(DATA IN THIS EXERCISE):
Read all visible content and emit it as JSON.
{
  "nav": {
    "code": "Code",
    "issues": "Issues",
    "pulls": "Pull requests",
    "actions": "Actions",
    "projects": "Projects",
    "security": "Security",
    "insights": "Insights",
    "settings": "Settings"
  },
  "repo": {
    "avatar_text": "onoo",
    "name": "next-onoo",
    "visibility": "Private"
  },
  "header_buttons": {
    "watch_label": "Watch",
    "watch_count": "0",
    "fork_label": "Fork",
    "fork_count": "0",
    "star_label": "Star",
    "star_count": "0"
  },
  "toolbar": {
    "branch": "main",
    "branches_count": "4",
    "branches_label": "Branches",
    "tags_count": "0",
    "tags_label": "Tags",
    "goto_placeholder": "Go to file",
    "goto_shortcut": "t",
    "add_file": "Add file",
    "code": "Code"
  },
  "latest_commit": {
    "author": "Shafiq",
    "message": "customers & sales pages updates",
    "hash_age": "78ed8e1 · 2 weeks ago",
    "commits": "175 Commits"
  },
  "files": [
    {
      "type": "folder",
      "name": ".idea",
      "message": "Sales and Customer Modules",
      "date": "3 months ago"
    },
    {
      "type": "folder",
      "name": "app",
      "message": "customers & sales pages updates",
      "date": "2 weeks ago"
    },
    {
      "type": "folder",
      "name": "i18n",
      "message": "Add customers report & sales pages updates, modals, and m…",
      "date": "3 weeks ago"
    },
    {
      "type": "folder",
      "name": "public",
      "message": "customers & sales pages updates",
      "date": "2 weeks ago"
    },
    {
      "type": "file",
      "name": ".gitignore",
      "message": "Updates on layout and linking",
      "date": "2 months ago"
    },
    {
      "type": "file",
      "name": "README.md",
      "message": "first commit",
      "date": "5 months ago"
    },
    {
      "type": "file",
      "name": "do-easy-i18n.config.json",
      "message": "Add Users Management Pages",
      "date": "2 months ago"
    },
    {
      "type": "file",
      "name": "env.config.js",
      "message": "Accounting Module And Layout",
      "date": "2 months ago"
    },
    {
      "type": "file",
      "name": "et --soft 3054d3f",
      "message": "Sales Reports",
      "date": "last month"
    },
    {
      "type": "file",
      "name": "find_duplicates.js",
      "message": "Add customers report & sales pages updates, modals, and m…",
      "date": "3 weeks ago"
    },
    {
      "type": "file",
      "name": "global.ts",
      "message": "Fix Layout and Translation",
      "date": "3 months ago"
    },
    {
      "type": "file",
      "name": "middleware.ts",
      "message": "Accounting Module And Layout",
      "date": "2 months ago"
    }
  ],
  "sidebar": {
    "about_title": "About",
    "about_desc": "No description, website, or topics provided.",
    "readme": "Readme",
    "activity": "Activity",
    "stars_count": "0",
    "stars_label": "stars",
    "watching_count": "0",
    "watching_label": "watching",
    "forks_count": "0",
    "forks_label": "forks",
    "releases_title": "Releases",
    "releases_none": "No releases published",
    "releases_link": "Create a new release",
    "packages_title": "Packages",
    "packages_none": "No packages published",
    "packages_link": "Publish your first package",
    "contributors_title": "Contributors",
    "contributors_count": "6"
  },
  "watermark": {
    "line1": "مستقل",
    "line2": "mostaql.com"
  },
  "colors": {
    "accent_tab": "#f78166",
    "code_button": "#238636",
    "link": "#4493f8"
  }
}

(EXERCISE DETAILS):
Count how many lines of the material hold the string "config". Give the number and nothing more.

(WRITTEN ANSWER):
2